**Written instruction:** Track down each line that has the word "APIs" and copy it.

═════ Provided records

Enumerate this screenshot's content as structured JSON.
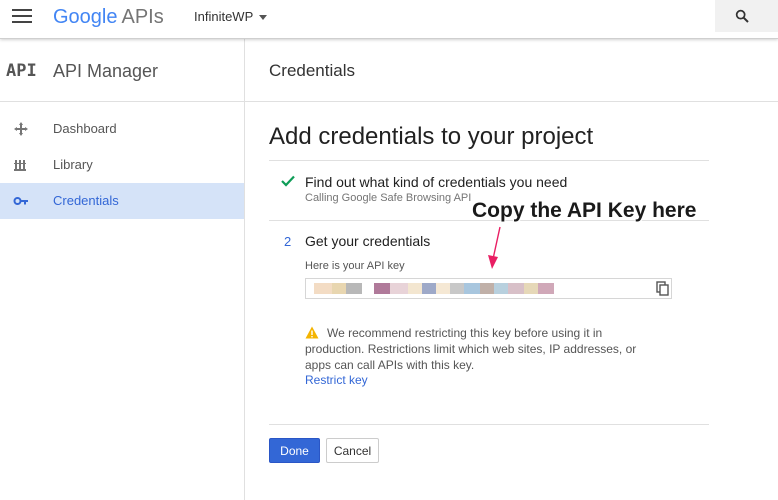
{
  "topbar": {
    "logo_google": "Google",
    "logo_apis": "APIs",
    "project_name": "InfiniteWP"
  },
  "sidebar": {
    "badge": "API",
    "title": "API Manager",
    "items": [
      {
        "label": "Dashboard",
        "icon": "dashboard-icon"
      },
      {
        "label": "Library",
        "icon": "library-icon"
      },
      {
        "label": "Credentials",
        "icon": "key-icon",
        "active": true
      }
    ]
  },
  "main": {
    "header_title": "Credentials",
    "page_title": "Add credentials to your project",
    "step1": {
      "title": "Find out what kind of credentials you need",
      "subtitle": "Calling Google Safe Browsing API"
    },
    "step2": {
      "number": "2",
      "title": "Get your credentials",
      "key_label": "Here is your API key"
    },
    "warning": "We recommend restricting this key before using it in production. Restrictions limit which web sites, IP addresses, or apps can call APIs with this key.",
    "restrict_link": "Restrict key",
    "done_label": "Done",
    "cancel_label": "Cancel"
  },
  "annotation": "Copy the API Key here",
  "colors": {
    "accent": "#3367d6",
    "active_bg": "#d5e3f8",
    "check": "#0f9d58",
    "warning": "#f4b400",
    "annotation_arrow": "#e91e63"
  }
}
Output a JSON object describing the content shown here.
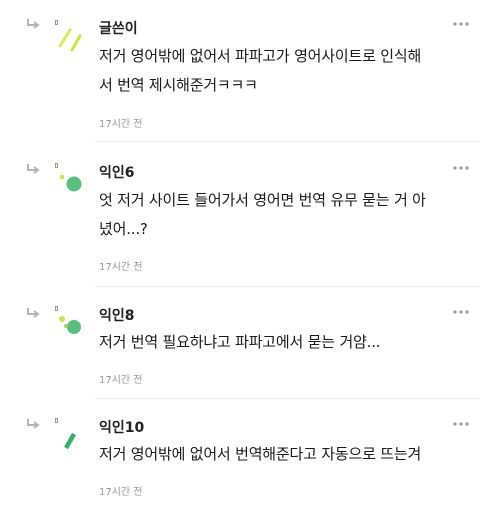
{
  "comments": [
    {
      "author": "글쓴이",
      "lines": [
        "저거 영어밖에 없어서 파파고가 영어사이트로 인식해",
        "서 번역 제시해준거ㅋㅋㅋ"
      ],
      "time": "17시간 전",
      "avatar": "author-avatar-icon"
    },
    {
      "author": "익인6",
      "lines": [
        "엇 저거 사이트 들어가서 영어면 번역 유무 묻는 거 아",
        "녔어...?"
      ],
      "time": "17시간 전",
      "avatar": "dot-avatar-icon"
    },
    {
      "author": "익인8",
      "lines": [
        "저거 번역 필요하냐고 파파고에서 묻는 거얌..."
      ],
      "time": "17시간 전",
      "avatar": "dots-avatar-icon"
    },
    {
      "author": "익인10",
      "lines": [
        "저거 영어밖에 없어서 번역해준다고 자동으로 뜨는겨"
      ],
      "time": "17시간 전",
      "avatar": "stick-avatar-icon"
    }
  ],
  "colors": {
    "accent_green": "#7ac86e",
    "accent_lime": "#c8e63c",
    "accent_dark_green": "#2fb36a"
  }
}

══════════

**Solution below:**
    "logo_apis": "APIs",
    "warning": "We recommend restricting this key before using it in production. Restrictions limit which web sites, IP addresses, or apps can call APIs with this key.",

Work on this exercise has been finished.